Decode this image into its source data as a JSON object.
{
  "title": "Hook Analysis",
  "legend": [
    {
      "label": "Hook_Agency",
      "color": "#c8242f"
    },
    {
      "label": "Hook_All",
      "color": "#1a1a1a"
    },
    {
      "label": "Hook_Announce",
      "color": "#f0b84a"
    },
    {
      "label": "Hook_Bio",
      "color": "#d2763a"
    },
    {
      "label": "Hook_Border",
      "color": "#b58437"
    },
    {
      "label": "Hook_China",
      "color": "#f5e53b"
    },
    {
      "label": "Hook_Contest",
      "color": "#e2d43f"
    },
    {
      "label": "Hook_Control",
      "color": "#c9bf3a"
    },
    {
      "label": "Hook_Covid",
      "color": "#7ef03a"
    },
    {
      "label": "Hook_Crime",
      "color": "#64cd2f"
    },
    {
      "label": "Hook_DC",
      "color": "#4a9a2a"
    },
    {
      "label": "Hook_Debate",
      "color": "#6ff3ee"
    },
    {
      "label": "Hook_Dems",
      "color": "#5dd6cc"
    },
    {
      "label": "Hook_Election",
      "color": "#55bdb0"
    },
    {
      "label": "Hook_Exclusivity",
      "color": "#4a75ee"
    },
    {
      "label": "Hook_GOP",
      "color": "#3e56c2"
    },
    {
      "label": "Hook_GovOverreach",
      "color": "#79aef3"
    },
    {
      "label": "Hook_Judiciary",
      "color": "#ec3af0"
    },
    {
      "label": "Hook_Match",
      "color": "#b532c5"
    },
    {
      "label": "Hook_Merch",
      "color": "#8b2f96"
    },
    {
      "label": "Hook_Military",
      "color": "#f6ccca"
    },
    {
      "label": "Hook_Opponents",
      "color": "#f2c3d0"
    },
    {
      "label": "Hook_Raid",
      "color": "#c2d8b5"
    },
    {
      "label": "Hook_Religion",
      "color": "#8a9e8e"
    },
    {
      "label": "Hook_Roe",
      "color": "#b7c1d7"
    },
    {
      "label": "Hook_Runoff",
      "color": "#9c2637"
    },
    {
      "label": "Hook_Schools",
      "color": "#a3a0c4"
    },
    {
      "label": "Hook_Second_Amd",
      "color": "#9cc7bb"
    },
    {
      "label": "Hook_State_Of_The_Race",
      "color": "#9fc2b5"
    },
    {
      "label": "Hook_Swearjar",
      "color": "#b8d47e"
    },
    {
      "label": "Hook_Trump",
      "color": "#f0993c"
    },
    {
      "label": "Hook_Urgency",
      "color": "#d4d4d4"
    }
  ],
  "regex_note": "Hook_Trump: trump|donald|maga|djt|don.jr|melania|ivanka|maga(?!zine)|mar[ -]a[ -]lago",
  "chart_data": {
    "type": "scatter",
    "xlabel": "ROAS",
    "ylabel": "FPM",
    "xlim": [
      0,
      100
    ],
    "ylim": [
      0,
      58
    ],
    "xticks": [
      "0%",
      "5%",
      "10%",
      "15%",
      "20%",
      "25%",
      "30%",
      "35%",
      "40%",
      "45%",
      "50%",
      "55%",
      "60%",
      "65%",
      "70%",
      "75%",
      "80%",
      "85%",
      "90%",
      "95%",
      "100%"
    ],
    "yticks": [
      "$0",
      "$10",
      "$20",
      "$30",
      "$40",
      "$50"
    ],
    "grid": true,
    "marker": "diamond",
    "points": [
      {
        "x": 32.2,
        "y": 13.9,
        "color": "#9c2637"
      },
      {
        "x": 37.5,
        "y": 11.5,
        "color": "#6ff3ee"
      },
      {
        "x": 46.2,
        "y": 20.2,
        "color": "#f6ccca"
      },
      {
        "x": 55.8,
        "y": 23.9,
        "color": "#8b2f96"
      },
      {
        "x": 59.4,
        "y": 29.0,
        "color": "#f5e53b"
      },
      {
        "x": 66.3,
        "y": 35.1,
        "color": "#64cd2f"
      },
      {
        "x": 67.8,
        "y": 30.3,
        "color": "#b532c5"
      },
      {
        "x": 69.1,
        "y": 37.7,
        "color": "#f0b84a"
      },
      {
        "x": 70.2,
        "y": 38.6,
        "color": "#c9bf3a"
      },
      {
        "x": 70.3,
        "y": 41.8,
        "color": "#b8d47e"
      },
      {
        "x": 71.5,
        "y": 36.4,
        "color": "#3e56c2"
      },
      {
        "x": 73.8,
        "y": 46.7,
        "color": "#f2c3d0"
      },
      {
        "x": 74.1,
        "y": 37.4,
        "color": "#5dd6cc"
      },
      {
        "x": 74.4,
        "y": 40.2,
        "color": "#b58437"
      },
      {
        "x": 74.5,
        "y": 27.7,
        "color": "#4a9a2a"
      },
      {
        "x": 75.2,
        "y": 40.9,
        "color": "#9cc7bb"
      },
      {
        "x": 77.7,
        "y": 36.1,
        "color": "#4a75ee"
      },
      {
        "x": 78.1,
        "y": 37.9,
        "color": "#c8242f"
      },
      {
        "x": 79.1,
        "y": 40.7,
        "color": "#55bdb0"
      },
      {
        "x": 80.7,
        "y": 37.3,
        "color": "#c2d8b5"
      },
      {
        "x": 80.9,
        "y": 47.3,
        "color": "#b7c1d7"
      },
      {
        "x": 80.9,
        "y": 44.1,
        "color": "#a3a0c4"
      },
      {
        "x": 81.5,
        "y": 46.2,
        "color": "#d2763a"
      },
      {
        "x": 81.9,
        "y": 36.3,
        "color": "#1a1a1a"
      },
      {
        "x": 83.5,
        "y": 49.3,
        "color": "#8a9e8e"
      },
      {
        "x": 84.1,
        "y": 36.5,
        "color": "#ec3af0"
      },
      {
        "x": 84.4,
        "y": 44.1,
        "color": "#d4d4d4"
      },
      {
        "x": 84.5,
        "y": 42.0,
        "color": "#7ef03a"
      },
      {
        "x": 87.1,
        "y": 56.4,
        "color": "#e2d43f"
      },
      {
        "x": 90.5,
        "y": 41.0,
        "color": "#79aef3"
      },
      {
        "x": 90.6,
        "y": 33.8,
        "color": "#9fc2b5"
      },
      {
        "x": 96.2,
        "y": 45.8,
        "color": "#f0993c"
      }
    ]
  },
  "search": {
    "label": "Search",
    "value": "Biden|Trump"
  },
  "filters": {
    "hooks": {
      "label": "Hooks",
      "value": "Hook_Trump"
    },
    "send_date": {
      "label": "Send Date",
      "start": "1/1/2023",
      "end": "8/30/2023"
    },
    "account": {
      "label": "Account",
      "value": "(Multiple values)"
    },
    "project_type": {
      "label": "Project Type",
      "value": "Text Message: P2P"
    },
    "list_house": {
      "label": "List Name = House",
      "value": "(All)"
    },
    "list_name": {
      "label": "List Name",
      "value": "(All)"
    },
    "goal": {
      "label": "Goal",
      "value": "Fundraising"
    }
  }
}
◆ ◆ ◆
» AIM OF THE TASK
Restate the listing in full, word for word.

» RESPONSE TO THIS TASK
Decode this image into its source data as a JSON object.
{
  "title": "Hook Analysis",
  "legend": [
    {
      "label": "Hook_Agency",
      "color": "#c8242f"
    },
    {
      "label": "Hook_All",
      "color": "#1a1a1a"
    },
    {
      "label": "Hook_Announce",
      "color": "#f0b84a"
    },
    {
      "label": "Hook_Bio",
      "color": "#d2763a"
    },
    {
      "label": "Hook_Border",
      "color": "#b58437"
    },
    {
      "label": "Hook_China",
      "color": "#f5e53b"
    },
    {
      "label": "Hook_Contest",
      "color": "#e2d43f"
    },
    {
      "label": "Hook_Control",
      "color": "#c9bf3a"
    },
    {
      "label": "Hook_Covid",
      "color": "#7ef03a"
    },
    {
      "label": "Hook_Crime",
      "color": "#64cd2f"
    },
    {
      "label": "Hook_DC",
      "color": "#4a9a2a"
    },
    {
      "label": "Hook_Debate",
      "color": "#6ff3ee"
    },
    {
      "label": "Hook_Dems",
      "color": "#5dd6cc"
    },
    {
      "label": "Hook_Election",
      "color": "#55bdb0"
    },
    {
      "label": "Hook_Exclusivity",
      "color": "#4a75ee"
    },
    {
      "label": "Hook_GOP",
      "color": "#3e56c2"
    },
    {
      "label": "Hook_GovOverreach",
      "color": "#79aef3"
    },
    {
      "label": "Hook_Judiciary",
      "color": "#ec3af0"
    },
    {
      "label": "Hook_Match",
      "color": "#b532c5"
    },
    {
      "label": "Hook_Merch",
      "color": "#8b2f96"
    },
    {
      "label": "Hook_Military",
      "color": "#f6ccca"
    },
    {
      "label": "Hook_Opponents",
      "color": "#f2c3d0"
    },
    {
      "label": "Hook_Raid",
      "color": "#c2d8b5"
    },
    {
      "label": "Hook_Religion",
      "color": "#8a9e8e"
    },
    {
      "label": "Hook_Roe",
      "color": "#b7c1d7"
    },
    {
      "label": "Hook_Runoff",
      "color": "#9c2637"
    },
    {
      "label": "Hook_Schools",
      "color": "#a3a0c4"
    },
    {
      "label": "Hook_Second_Amd",
      "color": "#9cc7bb"
    },
    {
      "label": "Hook_State_Of_The_Race",
      "color": "#9fc2b5"
    },
    {
      "label": "Hook_Swearjar",
      "color": "#b8d47e"
    },
    {
      "label": "Hook_Trump",
      "color": "#f0993c"
    },
    {
      "label": "Hook_Urgency",
      "color": "#d4d4d4"
    }
  ],
  "regex_note": "Hook_Trump: trump|donald|maga|djt|don.jr|melania|ivanka|maga(?!zine)|mar[ -]a[ -]lago",
  "chart_data": {
    "type": "scatter",
    "xlabel": "ROAS",
    "ylabel": "FPM",
    "xlim": [
      0,
      100
    ],
    "ylim": [
      0,
      58
    ],
    "xticks": [
      "0%",
      "5%",
      "10%",
      "15%",
      "20%",
      "25%",
      "30%",
      "35%",
      "40%",
      "45%",
      "50%",
      "55%",
      "60%",
      "65%",
      "70%",
      "75%",
      "80%",
      "85%",
      "90%",
      "95%",
      "100%"
    ],
    "yticks": [
      "$0",
      "$10",
      "$20",
      "$30",
      "$40",
      "$50"
    ],
    "grid": true,
    "marker": "diamond",
    "points": [
      {
        "x": 32.2,
        "y": 13.9,
        "color": "#9c2637"
      },
      {
        "x": 37.5,
        "y": 11.5,
        "color": "#6ff3ee"
      },
      {
        "x": 46.2,
        "y": 20.2,
        "color": "#f6ccca"
      },
      {
        "x": 55.8,
        "y": 23.9,
        "color": "#8b2f96"
      },
      {
        "x": 59.4,
        "y": 29.0,
        "color": "#f5e53b"
      },
      {
        "x": 66.3,
        "y": 35.1,
        "color": "#64cd2f"
      },
      {
        "x": 67.8,
        "y": 30.3,
        "color": "#b532c5"
      },
      {
        "x": 69.1,
        "y": 37.7,
        "color": "#f0b84a"
      },
      {
        "x": 70.2,
        "y": 38.6,
        "color": "#c9bf3a"
      },
      {
        "x": 70.3,
        "y": 41.8,
        "color": "#b8d47e"
      },
      {
        "x": 71.5,
        "y": 36.4,
        "color": "#3e56c2"
      },
      {
        "x": 73.8,
        "y": 46.7,
        "color": "#f2c3d0"
      },
      {
        "x": 74.1,
        "y": 37.4,
        "color": "#5dd6cc"
      },
      {
        "x": 74.4,
        "y": 40.2,
        "color": "#b58437"
      },
      {
        "x": 74.5,
        "y": 27.7,
        "color": "#4a9a2a"
      },
      {
        "x": 75.2,
        "y": 40.9,
        "color": "#9cc7bb"
      },
      {
        "x": 77.7,
        "y": 36.1,
        "color": "#4a75ee"
      },
      {
        "x": 78.1,
        "y": 37.9,
        "color": "#c8242f"
      },
      {
        "x": 79.1,
        "y": 40.7,
        "color": "#55bdb0"
      },
      {
        "x": 80.7,
        "y": 37.3,
        "color": "#c2d8b5"
      },
      {
        "x": 80.9,
        "y": 47.3,
        "color": "#b7c1d7"
      },
      {
        "x": 80.9,
        "y": 44.1,
        "color": "#a3a0c4"
      },
      {
        "x": 81.5,
        "y": 46.2,
        "color": "#d2763a"
      },
      {
        "x": 81.9,
        "y": 36.3,
        "color": "#1a1a1a"
      },
      {
        "x": 83.5,
        "y": 49.3,
        "color": "#8a9e8e"
      },
      {
        "x": 84.1,
        "y": 36.5,
        "color": "#ec3af0"
      },
      {
        "x": 84.4,
        "y": 44.1,
        "color": "#d4d4d4"
      },
      {
        "x": 84.5,
        "y": 42.0,
        "color": "#7ef03a"
      },
      {
        "x": 87.1,
        "y": 56.4,
        "color": "#e2d43f"
      },
      {
        "x": 90.5,
        "y": 41.0,
        "color": "#79aef3"
      },
      {
        "x": 90.6,
        "y": 33.8,
        "color": "#9fc2b5"
      },
      {
        "x": 96.2,
        "y": 45.8,
        "color": "#f0993c"
      }
    ]
  },
  "search": {
    "label": "Search",
    "value": "Biden|Trump"
  },
  "filters": {
    "hooks": {
      "label": "Hooks",
      "value": "Hook_Trump"
    },
    "send_date": {
      "label": "Send Date",
      "start": "1/1/2023",
      "end": "8/30/2023"
    },
    "account": {
      "label": "Account",
      "value": "(Multiple values)"
    },
    "project_type": {
      "label": "Project Type",
      "value": "Text Message: P2P"
    },
    "list_house": {
      "label": "List Name = House",
      "value": "(All)"
    },
    "list_name": {
      "label": "List Name",
      "value": "(All)"
    },
    "goal": {
      "label": "Goal",
      "value": "Fundraising"
    }
  }
}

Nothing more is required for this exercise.